Can you list, in full, every line of the material that contains the string "volume"? Only matches with the same case count.

-- BEGIN --

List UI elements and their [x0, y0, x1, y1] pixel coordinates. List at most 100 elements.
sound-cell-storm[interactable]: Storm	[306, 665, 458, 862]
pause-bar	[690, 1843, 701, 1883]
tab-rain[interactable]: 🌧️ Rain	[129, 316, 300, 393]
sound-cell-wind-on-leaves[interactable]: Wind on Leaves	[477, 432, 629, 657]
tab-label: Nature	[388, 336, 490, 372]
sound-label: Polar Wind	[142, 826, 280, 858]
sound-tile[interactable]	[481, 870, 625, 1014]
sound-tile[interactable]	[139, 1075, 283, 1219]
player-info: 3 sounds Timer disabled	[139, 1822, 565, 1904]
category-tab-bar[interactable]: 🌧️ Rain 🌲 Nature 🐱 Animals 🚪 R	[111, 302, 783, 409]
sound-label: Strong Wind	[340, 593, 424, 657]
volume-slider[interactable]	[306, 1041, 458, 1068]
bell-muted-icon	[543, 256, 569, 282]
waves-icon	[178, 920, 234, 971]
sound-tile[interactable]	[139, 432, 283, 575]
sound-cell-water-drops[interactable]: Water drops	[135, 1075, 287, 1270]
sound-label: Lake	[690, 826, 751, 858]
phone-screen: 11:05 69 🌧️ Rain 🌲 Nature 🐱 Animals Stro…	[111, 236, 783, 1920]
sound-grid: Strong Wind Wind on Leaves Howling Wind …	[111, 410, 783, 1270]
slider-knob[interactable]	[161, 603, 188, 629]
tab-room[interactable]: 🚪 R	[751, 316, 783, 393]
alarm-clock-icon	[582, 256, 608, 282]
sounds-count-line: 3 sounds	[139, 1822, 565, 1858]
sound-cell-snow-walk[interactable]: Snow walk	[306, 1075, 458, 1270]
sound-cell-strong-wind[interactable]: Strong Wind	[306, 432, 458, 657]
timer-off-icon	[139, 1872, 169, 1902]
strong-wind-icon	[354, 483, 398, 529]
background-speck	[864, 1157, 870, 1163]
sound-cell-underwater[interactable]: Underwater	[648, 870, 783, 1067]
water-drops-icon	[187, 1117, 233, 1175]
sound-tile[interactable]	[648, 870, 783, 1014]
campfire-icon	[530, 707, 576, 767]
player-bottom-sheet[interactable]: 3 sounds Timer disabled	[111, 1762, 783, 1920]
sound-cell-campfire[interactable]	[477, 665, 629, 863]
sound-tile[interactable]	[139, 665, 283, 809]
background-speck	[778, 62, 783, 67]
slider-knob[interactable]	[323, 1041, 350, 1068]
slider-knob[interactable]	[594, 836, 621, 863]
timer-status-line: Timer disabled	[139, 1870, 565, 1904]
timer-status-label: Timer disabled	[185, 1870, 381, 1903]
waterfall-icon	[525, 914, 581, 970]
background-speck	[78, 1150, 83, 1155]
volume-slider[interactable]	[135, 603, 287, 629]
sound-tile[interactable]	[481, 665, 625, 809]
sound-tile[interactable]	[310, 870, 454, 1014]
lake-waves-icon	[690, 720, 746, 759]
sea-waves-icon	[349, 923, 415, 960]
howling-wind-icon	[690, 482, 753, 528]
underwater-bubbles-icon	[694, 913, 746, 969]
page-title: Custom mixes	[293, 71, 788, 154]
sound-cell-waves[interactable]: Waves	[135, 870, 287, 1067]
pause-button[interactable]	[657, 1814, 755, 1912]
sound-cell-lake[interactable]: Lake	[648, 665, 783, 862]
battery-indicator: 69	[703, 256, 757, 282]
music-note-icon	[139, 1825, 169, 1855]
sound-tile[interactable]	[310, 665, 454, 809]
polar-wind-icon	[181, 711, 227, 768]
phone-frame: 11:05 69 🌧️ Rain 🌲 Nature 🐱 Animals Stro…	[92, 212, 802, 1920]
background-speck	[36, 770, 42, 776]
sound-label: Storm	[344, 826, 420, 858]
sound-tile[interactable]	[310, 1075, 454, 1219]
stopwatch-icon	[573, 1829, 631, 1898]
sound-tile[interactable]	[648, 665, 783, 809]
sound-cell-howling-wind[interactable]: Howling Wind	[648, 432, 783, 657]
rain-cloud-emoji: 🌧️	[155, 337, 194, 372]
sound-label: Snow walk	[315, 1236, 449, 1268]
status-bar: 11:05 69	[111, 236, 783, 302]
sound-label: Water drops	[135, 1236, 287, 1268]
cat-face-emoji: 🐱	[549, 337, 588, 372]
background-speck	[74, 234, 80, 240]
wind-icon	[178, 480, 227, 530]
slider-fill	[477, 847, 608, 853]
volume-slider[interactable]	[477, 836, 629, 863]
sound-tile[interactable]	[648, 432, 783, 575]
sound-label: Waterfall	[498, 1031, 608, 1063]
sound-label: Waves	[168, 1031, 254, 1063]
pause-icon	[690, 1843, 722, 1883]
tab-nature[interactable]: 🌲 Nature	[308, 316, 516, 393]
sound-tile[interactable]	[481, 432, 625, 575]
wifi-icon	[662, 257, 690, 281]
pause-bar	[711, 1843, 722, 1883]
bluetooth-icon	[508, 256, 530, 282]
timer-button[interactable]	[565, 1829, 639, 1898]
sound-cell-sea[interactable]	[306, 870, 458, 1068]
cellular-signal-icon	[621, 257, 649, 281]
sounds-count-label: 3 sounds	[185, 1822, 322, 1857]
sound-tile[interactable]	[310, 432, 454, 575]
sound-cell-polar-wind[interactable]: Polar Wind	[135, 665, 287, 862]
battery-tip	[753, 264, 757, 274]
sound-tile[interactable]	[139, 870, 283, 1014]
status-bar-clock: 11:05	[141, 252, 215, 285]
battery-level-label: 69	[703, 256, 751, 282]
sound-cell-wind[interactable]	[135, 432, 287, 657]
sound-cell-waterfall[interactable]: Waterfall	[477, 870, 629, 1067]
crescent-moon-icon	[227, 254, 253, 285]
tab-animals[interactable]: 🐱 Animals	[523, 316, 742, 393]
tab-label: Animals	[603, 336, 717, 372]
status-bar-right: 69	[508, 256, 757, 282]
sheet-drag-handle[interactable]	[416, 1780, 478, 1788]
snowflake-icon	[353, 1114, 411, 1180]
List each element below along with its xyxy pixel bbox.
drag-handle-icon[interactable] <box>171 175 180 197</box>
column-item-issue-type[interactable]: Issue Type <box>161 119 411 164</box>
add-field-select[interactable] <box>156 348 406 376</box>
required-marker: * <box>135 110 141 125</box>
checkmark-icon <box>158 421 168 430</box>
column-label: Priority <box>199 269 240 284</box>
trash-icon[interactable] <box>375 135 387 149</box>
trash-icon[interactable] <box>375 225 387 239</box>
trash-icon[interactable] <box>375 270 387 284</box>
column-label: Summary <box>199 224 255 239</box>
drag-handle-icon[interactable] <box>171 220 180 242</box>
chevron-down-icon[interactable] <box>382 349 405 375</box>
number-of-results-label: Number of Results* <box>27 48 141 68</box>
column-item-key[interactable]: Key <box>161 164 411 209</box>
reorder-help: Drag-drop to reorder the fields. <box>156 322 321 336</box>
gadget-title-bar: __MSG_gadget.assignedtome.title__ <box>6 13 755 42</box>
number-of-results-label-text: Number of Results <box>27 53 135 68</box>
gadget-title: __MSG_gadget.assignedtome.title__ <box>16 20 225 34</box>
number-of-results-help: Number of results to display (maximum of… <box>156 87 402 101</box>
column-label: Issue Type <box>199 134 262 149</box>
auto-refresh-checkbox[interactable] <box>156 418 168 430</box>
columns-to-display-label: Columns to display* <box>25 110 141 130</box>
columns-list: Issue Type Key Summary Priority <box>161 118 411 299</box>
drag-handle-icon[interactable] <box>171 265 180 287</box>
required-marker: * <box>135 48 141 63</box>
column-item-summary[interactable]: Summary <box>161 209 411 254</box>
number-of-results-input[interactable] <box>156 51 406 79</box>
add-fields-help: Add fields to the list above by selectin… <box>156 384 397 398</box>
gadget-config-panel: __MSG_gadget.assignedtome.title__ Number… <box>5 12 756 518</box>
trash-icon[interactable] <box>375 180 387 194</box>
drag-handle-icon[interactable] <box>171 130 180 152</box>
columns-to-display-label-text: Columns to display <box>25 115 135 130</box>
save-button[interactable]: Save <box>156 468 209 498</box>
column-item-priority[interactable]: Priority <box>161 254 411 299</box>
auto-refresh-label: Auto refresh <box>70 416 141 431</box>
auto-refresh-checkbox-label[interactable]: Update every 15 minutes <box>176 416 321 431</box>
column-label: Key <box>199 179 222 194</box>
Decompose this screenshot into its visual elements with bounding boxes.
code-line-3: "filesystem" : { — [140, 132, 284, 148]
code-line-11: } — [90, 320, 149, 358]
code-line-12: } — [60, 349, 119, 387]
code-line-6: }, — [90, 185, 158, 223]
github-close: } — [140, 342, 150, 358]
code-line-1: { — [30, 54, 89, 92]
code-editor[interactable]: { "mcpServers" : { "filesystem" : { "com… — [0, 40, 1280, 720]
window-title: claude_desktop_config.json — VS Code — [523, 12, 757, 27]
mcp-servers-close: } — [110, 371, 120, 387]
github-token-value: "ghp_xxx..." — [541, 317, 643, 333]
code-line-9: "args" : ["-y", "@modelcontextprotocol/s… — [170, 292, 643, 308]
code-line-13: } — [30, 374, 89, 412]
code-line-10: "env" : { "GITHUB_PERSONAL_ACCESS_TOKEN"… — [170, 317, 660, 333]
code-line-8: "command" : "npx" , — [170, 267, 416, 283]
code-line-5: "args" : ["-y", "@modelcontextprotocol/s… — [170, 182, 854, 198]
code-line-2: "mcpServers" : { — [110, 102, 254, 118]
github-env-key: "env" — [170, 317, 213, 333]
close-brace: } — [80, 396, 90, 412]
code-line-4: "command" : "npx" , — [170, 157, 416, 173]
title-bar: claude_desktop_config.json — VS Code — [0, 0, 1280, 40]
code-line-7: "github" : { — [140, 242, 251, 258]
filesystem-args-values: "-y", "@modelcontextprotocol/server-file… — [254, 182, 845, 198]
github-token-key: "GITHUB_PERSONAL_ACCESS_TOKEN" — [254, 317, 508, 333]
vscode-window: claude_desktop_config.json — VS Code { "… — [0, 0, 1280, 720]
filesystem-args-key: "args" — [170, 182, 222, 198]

-- END --

* _EXERCISE RESULT_:
volume-slider[interactable]	[306, 1041, 458, 1068]
volume-slider[interactable]	[135, 603, 287, 629]
volume-slider[interactable]	[477, 836, 629, 863]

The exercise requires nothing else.